Omit the images, then print each record below exactly as it reads.

Record extracts »
—————
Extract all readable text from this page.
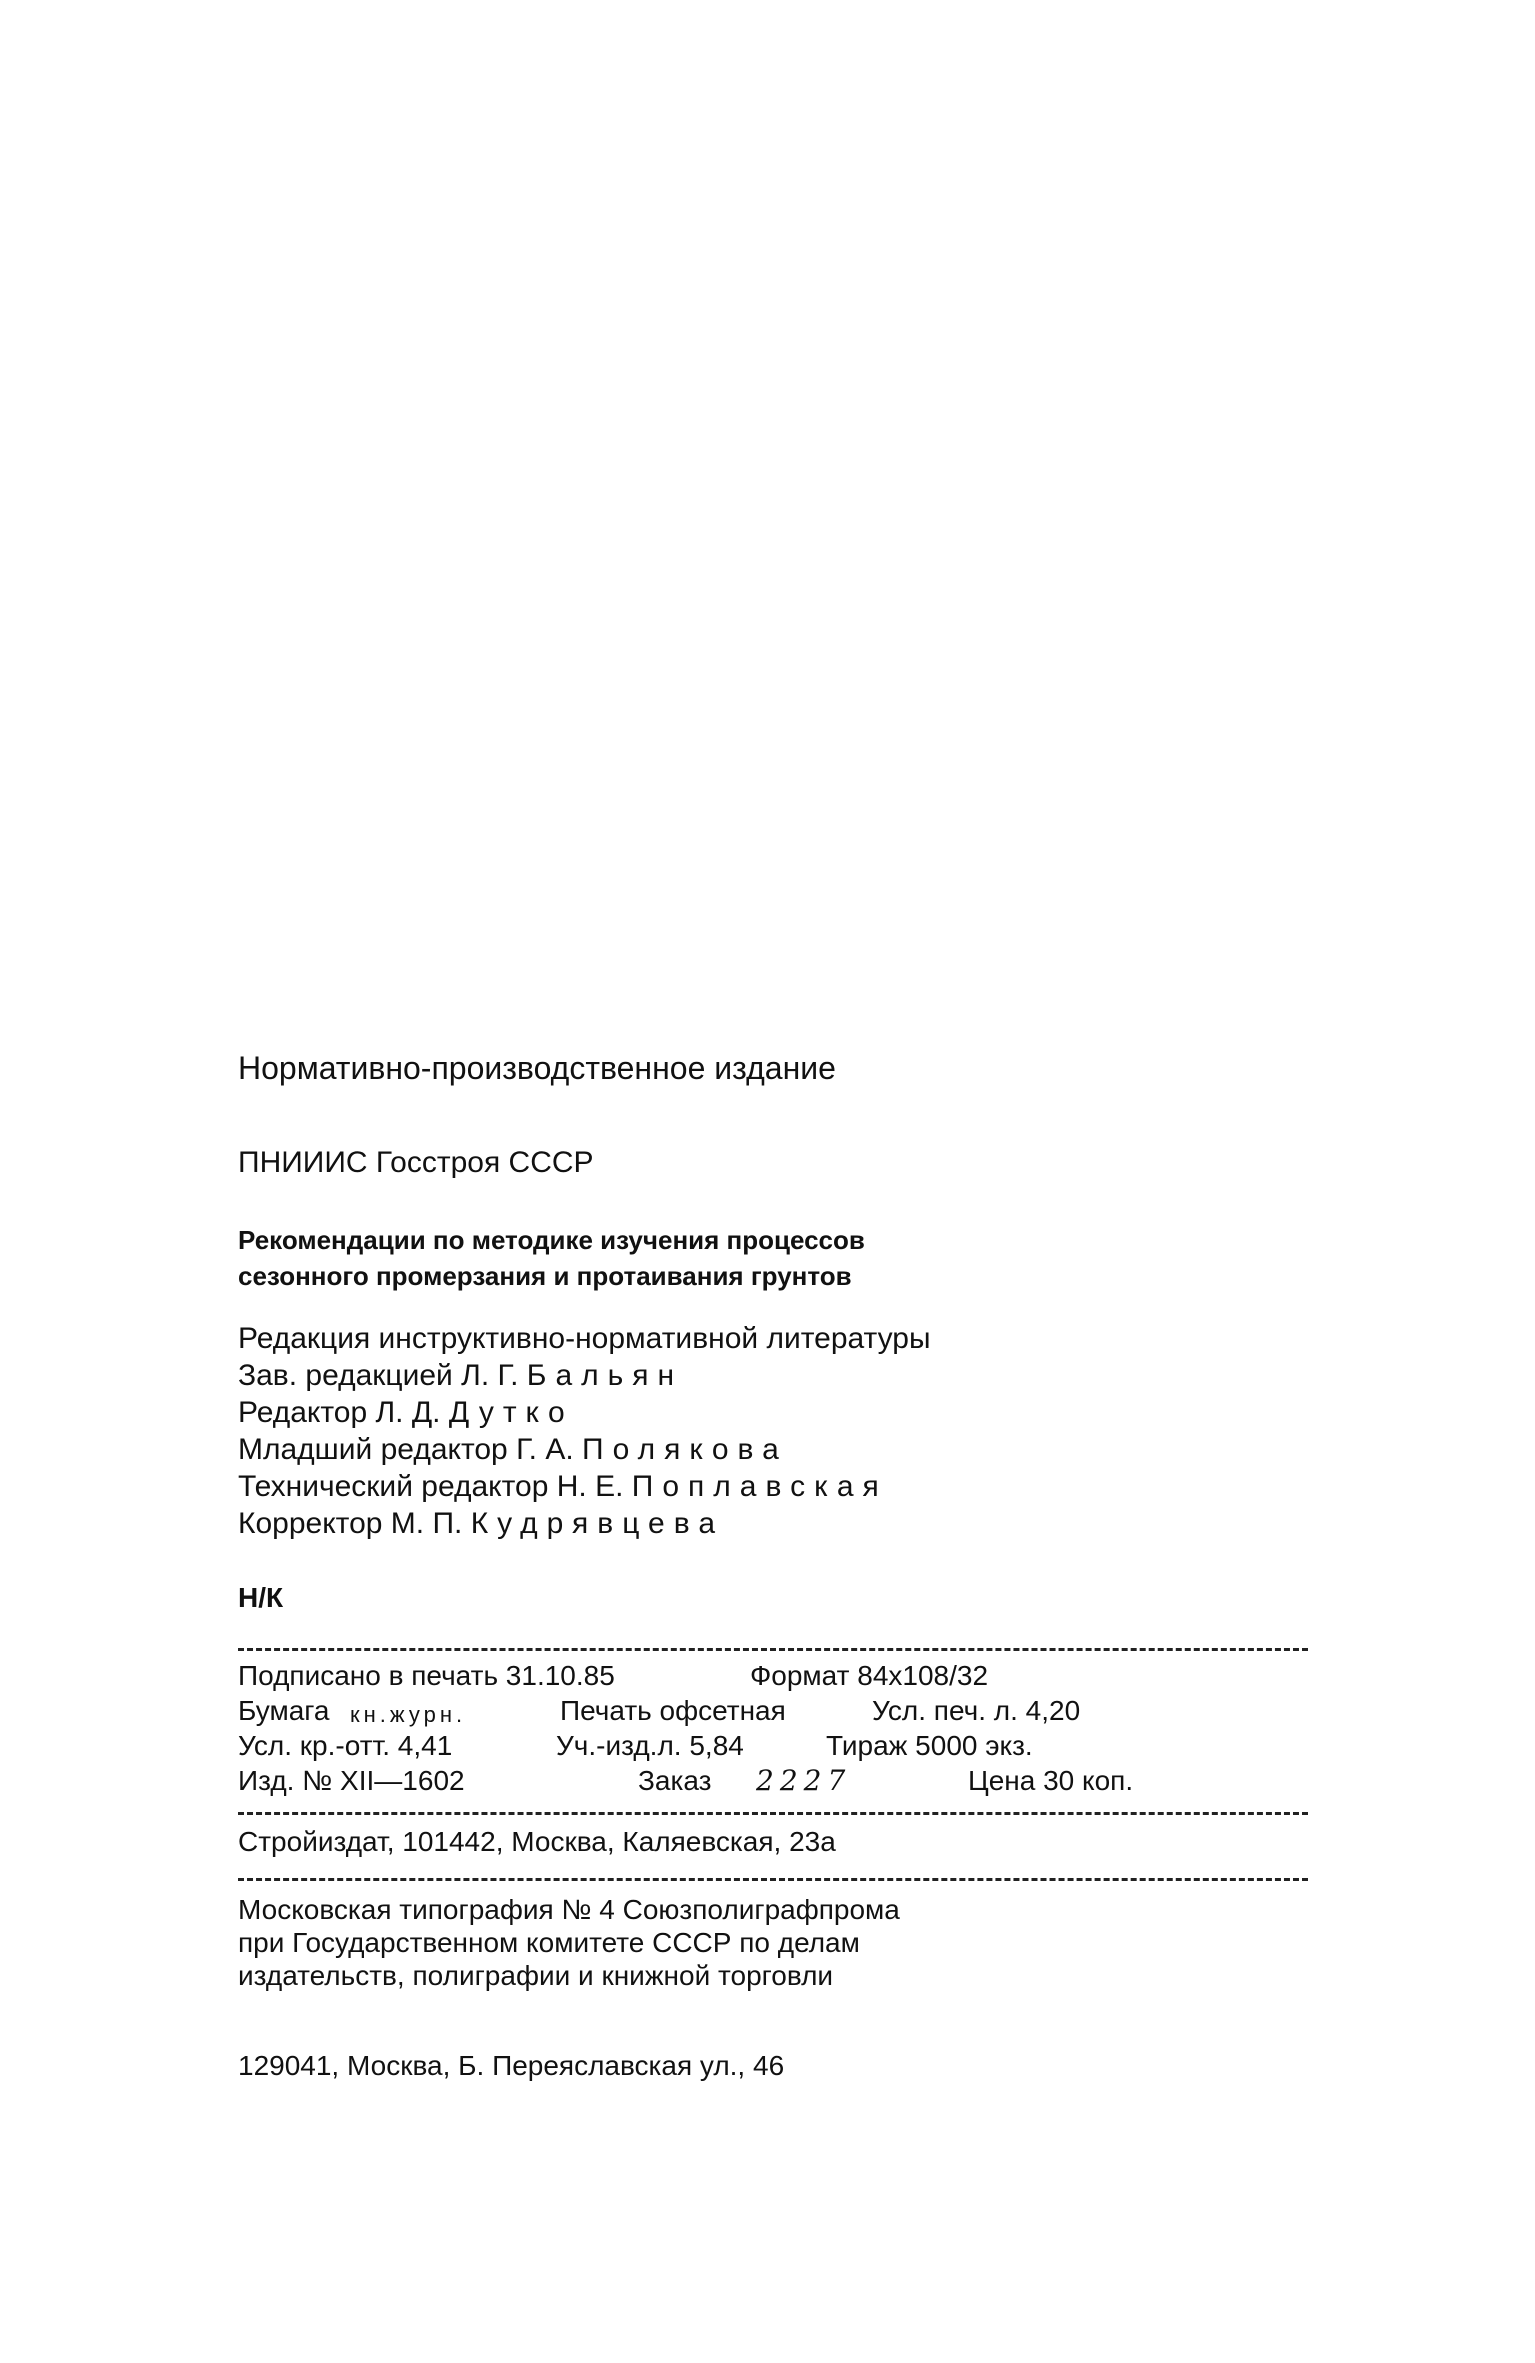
Нормативно-производственное издание
ПНИИИС Госстроя СССР
Рекомендации по методике изучения процессов
сезонного промерзания и протаивания грунтов
Редакция инструктивно-нормативной литературы
Зав. редакцией Л. Г. Бальян
Редактор Л. Д. Дутко
Младший редактор Г. А. Полякова
Технический редактор Н. Е. Поплавская
Корректор М. П. Кудрявцева
Н/К
Подписано в печать 31.10.85	Формат 84x108/32
Бумага кн.журн.	Печать офсетная	Усл. печ. л. 4,20
Усл. кр.-отт. 4,41	Уч.-изд.л. 5,84	Тираж 5000 экз.
Изд. № XII—1602	Заказ 2227	Цена 30 коп.
Стройиздат, 101442, Москва, Каляевская, 23а
Московская типография № 4 Союзполиграфпрома
при Государственном комитете СССР по делам
издательств, полиграфии и книжной торговли
129041, Москва, Б. Переяславская ул., 46
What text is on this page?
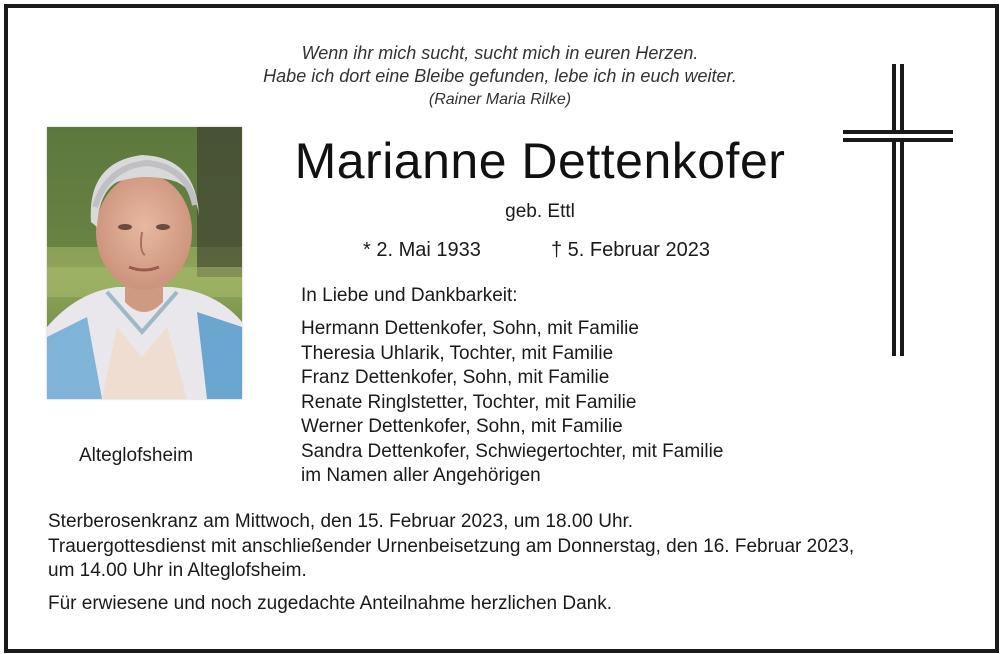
Wenn ihr mich sucht, sucht mich in euren Herzen.
Habe ich dort eine Bleibe gefunden, lebe ich in euch weiter.
(Rainer Maria Rilke)
Marianne Dettenkofer
geb. Ettl
* 2. Mai 1933	† 5. Februar 2023
In Liebe und Dankbarkeit:
Hermann Dettenkofer, Sohn, mit Familie
Theresia Uhlarik, Tochter, mit Familie
Franz Dettenkofer, Sohn, mit Familie
Renate Ringlstetter, Tochter, mit Familie
Werner Dettenkofer, Sohn, mit Familie
Sandra Dettenkofer, Schwiegertochter, mit Familie
im Namen aller Angehörigen
Alteglofsheim

Sterberosenkranz am Mittwoch, den 15. Februar 2023, um 18.00 Uhr.

Trauergottesdienst mit anschließender Urnenbeisetzung am Donnerstag, den 16. Februar 2023,

um 14.00 Uhr in Alteglofsheim.

Für erwiesene und noch zugedachte Anteilnahme herzlichen Dank.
—————
Correct response »
Extract all readable text from this page.
Нормативно-производственное издание
ПНИИИС Госстроя СССР
Рекомендации по методике изучения процессов
сезонного промерзания и протаивания грунтов
Редакция инструктивно-нормативной литературы
Зав. редакцией Л. Г. Бальян
Редактор Л. Д. Дутко
Младший редактор Г. А. Полякова
Технический редактор Н. Е. Поплавская
Корректор М. П. Кудрявцева
Н/К
Подписано в печать 31.10.85	Формат 84x108/32
Бумага кн.журн.	Печать офсетная	Усл. печ. л. 4,20
Усл. кр.-отт. 4,41	Уч.-изд.л. 5,84	Тираж 5000 экз.
Изд. № XII—1602	Заказ 2227	Цена 30 коп.
Стройиздат, 101442, Москва, Каляевская, 23а
Московская типография № 4 Союзполиграфпрома
при Государственном комитете СССР по делам
издательств, полиграфии и книжной торговли
129041, Москва, Б. Переяславская ул., 46
What text is on this page?
Wenn ihr mich sucht, sucht mich in euren Herzen.
Habe ich dort eine Bleibe gefunden, lebe ich in euch weiter.
(Rainer Maria Rilke)
Marianne Dettenkofer
geb. Ettl
* 2. Mai 1933	† 5. Februar 2023
In Liebe und Dankbarkeit:
Hermann Dettenkofer, Sohn, mit Familie
Theresia Uhlarik, Tochter, mit Familie
Franz Dettenkofer, Sohn, mit Familie
Renate Ringlstetter, Tochter, mit Familie
Werner Dettenkofer, Sohn, mit Familie
Sandra Dettenkofer, Schwiegertochter, mit Familie
im Namen aller Angehörigen
Alteglofsheim

Sterberosenkranz am Mittwoch, den 15. Februar 2023, um 18.00 Uhr.

Trauergottesdienst mit anschließender Urnenbeisetzung am Donnerstag, den 16. Februar 2023,

um 14.00 Uhr in Alteglofsheim.

Für erwiesene und noch zugedachte Anteilnahme herzlichen Dank.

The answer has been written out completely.